- **What you are asked to do**: Show every line that has the string "desc" in it.

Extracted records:
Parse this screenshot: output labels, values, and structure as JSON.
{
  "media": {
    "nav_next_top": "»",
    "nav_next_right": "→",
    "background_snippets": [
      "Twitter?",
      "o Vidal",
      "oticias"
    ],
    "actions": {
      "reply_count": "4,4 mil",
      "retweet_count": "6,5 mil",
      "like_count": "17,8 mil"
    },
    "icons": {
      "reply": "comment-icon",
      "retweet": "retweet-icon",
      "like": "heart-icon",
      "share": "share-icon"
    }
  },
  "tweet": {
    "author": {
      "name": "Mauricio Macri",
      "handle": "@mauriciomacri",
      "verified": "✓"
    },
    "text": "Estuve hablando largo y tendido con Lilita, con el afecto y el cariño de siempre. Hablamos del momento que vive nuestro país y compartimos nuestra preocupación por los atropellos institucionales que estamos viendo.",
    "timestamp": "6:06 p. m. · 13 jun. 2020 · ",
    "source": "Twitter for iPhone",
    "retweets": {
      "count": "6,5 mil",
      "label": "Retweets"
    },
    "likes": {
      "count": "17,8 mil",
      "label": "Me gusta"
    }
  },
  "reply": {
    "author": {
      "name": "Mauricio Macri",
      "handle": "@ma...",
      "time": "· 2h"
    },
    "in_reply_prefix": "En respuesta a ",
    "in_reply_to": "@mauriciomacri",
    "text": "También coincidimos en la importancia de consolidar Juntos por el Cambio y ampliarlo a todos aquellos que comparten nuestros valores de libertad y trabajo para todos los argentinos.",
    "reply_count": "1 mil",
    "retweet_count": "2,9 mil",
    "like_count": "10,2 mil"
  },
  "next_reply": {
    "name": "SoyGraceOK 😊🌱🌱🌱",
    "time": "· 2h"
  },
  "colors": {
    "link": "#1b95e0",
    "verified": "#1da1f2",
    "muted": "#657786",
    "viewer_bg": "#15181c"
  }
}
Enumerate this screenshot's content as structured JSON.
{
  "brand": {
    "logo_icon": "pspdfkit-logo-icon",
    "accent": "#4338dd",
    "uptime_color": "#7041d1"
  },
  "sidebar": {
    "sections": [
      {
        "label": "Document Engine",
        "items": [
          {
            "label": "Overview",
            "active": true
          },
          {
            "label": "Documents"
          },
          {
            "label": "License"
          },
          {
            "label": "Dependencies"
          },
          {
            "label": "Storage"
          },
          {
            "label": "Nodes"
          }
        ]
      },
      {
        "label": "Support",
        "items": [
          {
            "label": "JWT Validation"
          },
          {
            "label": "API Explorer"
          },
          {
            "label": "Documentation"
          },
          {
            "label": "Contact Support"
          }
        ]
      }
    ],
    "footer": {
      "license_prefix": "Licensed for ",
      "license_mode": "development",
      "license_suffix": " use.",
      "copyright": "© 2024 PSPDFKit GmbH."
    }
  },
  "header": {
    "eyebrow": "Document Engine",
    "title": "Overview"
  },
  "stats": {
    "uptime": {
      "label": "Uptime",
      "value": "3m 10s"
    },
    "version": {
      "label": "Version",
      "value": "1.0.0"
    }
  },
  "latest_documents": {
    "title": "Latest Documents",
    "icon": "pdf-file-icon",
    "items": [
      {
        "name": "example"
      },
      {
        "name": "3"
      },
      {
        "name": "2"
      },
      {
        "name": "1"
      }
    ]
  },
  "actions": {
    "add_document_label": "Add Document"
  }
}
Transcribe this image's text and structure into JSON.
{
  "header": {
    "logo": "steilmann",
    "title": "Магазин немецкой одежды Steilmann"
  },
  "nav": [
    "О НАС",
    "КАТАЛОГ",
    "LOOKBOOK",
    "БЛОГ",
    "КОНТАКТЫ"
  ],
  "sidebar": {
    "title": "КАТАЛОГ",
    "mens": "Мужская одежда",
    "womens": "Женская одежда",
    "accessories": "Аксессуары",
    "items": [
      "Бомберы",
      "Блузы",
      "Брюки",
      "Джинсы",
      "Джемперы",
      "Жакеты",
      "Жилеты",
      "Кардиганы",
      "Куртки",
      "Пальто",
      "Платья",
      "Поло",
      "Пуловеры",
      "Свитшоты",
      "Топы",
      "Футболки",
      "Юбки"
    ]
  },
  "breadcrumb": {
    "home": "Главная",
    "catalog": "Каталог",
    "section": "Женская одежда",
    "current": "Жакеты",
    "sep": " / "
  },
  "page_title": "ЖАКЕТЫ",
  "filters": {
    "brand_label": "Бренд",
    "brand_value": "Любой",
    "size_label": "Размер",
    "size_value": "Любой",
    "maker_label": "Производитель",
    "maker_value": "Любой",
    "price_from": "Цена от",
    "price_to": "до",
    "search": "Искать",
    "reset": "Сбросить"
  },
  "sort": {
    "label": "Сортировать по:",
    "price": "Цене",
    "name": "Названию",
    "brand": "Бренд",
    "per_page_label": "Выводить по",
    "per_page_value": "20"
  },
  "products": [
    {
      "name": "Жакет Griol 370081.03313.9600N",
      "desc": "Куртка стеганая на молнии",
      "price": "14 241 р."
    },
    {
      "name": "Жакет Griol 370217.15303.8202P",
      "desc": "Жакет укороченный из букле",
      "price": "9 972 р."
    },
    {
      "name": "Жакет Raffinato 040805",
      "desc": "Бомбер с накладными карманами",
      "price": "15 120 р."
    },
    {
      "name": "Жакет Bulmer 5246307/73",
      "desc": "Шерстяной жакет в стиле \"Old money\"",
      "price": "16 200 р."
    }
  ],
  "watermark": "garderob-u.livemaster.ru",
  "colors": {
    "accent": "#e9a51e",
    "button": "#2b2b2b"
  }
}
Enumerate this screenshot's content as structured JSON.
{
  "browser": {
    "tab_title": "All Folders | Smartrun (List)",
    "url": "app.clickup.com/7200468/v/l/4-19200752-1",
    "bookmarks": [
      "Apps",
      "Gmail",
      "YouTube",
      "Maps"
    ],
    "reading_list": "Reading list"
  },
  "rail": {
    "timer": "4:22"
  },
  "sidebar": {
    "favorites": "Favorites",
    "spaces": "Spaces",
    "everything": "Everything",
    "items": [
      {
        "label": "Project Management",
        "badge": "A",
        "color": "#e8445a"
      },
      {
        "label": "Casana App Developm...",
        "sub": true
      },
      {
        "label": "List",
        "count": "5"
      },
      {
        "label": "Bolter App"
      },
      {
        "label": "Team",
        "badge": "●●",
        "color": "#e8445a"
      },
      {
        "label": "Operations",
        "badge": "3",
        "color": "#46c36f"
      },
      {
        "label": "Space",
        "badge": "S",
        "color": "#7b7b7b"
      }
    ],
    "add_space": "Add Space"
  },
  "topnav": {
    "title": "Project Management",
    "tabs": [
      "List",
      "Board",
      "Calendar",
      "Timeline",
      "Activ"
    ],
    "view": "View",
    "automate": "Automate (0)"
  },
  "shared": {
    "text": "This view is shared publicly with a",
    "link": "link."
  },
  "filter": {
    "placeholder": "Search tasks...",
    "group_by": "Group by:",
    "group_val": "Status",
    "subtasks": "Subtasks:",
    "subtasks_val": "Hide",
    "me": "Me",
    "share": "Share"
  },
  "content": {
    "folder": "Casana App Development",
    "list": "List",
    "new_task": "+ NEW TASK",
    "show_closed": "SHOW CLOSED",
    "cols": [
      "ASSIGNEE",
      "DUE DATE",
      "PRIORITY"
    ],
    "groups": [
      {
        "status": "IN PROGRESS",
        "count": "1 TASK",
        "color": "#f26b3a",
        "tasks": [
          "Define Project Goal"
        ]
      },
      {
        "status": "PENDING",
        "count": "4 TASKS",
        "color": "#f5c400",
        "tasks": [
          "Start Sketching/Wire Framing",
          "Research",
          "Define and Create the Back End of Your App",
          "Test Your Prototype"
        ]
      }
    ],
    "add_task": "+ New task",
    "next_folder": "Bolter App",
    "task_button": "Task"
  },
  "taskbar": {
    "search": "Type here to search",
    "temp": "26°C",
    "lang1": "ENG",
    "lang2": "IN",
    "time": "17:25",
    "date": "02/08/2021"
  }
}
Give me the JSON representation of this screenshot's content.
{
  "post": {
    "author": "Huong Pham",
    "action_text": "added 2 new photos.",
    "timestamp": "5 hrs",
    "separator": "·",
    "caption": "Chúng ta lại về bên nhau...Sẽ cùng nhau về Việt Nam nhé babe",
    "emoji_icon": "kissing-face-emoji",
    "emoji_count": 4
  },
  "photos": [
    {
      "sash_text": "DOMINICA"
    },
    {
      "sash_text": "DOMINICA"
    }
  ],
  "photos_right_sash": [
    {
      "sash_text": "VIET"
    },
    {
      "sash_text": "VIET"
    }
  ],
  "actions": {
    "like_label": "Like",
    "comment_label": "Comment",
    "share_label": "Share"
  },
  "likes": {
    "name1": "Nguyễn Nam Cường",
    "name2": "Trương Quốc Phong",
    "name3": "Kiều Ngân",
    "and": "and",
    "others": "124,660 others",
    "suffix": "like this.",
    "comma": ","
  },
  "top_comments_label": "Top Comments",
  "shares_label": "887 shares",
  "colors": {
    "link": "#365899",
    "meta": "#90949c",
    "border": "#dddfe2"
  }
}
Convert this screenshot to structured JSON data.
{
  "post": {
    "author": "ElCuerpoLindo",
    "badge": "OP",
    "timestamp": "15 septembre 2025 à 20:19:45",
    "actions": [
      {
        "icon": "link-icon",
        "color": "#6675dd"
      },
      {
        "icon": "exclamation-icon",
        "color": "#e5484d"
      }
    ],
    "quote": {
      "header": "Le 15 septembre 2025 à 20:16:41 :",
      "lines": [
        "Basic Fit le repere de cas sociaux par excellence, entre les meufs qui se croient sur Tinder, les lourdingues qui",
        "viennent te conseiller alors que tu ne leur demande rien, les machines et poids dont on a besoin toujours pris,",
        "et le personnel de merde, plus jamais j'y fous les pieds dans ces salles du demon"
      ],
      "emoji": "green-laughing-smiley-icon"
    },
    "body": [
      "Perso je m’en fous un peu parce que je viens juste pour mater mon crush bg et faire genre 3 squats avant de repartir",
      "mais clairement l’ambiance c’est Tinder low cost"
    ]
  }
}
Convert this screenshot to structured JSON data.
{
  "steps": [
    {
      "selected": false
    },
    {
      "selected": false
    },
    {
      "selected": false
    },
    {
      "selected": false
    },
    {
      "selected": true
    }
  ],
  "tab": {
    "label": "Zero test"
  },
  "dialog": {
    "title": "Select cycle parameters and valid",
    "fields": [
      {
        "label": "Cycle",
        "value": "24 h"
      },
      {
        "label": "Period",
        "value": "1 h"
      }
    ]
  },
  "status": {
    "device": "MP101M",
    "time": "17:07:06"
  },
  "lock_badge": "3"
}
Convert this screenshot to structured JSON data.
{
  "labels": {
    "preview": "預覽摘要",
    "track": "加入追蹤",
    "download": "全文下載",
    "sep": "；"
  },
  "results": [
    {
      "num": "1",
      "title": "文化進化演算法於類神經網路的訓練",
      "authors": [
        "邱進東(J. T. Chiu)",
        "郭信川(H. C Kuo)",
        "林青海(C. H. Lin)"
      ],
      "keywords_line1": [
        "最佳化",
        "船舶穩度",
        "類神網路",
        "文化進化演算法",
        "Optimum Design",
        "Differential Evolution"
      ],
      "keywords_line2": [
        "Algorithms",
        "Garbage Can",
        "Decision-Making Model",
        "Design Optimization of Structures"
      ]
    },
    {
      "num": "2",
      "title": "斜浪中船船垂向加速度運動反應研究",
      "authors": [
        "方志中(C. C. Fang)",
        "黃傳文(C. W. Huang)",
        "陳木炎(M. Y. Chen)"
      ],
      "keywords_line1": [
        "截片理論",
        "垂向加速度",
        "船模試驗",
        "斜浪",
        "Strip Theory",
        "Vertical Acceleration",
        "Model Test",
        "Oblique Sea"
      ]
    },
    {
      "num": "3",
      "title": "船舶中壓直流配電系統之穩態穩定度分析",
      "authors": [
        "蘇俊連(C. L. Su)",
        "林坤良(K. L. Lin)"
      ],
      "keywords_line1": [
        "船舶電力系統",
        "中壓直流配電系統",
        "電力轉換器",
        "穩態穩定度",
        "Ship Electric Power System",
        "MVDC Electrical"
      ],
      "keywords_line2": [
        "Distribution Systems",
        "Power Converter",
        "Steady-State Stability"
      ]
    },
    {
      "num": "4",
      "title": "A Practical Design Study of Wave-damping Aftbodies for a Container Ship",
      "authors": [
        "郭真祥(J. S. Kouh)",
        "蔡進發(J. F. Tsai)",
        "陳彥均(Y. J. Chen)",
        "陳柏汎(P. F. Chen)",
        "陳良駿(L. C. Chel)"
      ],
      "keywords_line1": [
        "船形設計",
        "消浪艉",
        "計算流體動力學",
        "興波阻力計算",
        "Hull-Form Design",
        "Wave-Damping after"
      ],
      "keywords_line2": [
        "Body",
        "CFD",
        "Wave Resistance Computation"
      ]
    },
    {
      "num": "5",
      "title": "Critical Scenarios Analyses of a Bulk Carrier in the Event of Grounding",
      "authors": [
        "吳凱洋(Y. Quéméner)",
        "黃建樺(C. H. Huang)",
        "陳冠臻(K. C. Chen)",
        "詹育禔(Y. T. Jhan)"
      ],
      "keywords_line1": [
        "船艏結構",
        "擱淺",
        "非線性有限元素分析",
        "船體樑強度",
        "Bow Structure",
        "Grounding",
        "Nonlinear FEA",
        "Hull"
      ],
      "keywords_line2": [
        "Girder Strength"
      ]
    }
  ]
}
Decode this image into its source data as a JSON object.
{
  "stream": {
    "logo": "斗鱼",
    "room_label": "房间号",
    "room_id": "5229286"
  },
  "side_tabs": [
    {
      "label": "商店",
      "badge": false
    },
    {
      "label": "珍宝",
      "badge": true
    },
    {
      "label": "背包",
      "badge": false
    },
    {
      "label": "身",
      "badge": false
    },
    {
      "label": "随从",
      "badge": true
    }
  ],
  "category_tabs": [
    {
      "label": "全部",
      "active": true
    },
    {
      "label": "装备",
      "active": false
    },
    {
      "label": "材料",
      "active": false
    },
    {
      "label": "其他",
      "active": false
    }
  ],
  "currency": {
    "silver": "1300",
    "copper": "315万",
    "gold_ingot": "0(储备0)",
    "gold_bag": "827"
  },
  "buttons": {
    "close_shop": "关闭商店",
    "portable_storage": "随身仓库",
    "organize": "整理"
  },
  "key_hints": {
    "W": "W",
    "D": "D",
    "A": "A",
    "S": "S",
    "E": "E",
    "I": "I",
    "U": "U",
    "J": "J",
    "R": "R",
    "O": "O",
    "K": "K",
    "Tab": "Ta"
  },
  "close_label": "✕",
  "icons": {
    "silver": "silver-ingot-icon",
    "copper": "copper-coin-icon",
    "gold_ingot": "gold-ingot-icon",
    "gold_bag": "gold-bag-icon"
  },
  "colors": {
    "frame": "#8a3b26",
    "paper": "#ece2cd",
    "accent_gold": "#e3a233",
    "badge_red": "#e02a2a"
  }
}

- **The answer**:
      "desc": "Куртка стеганая на молнии",
      "desc": "Жакет укороченный из букле",
      "desc": "Бомбер с накладными карманами",
      "desc": "Шерстяной жакет в стиле \"Old money\"",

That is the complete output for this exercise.